== 本文抜粋 ==

+ + + + + + +

全国的に盛り上がりを見せるコーヒーシーン。飲食店という枠を超え、さまざまなライフスタイルやカルチャーと溶け合っている。なかでも九州はトップクラスのロースターやバリスタが存在し、コーヒーカルチャーの進化が顕著だ。そんな九州で注目のショップを紹介する当連載。店主や店長たちが気になる店へと数珠つなぎで回を重ねていく。

九州編の第77回は福岡市にある「ぶんカフェ」。福岡のコーヒー業界に身を置く人ならば、同店のマスター・吉留修二さんの名前は耳にしたことが多いと思う。吉留さんはもともと福岡の老舗喫茶、珈琲舎のだに34年勤め、責任者として現場に立ち、多くの後進を育成に携わってきた人。その実績が目立って取り立たされることはないし、吉留さん自身もほとんど語ることはない。ただ、ある意味では昭和期から平成期まで、福岡のコーヒー業界の礎、とくに人材を育てるという点において吉留さんが果たした功績は大きいと感じる。珈琲舎のだにおいて確固たるポジションを築き、若手たちからも慕われた吉留さんが「ぶんカフェ」を開いたのは54歳のとき。そのタイミングで新たな挑戦を決めたのはなぜか。吉留さんが考えるコーヒーの魅力を含めて聞いてみたい。

Profile|吉留修二(よしどめ・しゅうじ)
1951年(昭和26年)、鹿児島県日置市出身。18歳で建築関係の会社に就職。最初は九州勤務だったが仕事ぶりが認められ、東京本社に異動。ただ、東京での暮らしが肌に合わず、退職。当時、喫茶店が好きで日常的に通っていたことから、ちょうど求人が出ていた珈琲舎のだに就職。同店で働くなかで、もっとコーヒーの知識、技術を磨き、蓄えたいと独自に勉強を重ねる。そんな中、珈琲美美の故・森光宗男氏と出会い、同氏の探究心、無欲さに感銘を受け、ともに生豆の産地であるイエメンにも訪問。その間も珈琲舎のだに勤め、多くの後進を育成。珈琲舎のだを退職後、2005年(平成17年)、博多駅南に「ぶんカフェ」を開業。2020年12月、警固のアパートの一室に移転、今に至る。

+ + + + + + +

== 提供一覧 ==
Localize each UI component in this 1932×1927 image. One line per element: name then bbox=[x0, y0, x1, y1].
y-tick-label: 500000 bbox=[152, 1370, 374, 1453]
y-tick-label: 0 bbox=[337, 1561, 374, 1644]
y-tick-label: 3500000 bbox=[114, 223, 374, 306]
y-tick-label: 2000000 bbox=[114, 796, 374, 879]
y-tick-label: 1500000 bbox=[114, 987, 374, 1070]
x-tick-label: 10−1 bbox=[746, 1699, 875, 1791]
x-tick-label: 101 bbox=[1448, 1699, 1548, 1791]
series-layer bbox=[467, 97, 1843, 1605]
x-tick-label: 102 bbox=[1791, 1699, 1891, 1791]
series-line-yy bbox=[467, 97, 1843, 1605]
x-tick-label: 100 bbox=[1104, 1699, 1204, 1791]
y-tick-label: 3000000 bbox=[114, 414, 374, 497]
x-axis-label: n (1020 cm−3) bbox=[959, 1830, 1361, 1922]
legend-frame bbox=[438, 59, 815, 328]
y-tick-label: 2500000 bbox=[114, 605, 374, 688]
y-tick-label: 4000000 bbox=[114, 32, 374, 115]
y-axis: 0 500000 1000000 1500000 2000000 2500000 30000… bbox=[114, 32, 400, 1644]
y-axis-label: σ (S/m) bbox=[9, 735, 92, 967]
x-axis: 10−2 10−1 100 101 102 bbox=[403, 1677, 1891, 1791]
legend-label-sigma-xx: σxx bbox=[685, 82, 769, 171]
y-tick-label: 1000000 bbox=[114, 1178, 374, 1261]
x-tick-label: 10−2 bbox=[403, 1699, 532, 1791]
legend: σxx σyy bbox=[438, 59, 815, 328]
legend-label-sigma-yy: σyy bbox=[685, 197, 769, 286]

+ + + + + + +

== 依頼 ==
本文抜粋によると、吉留修二さんが「ぶんカフェ」を開いたのは何歳のときか答えてください。 この一覧は別の出典から取ったものです。

== 作業結果 ==
54歳のとき。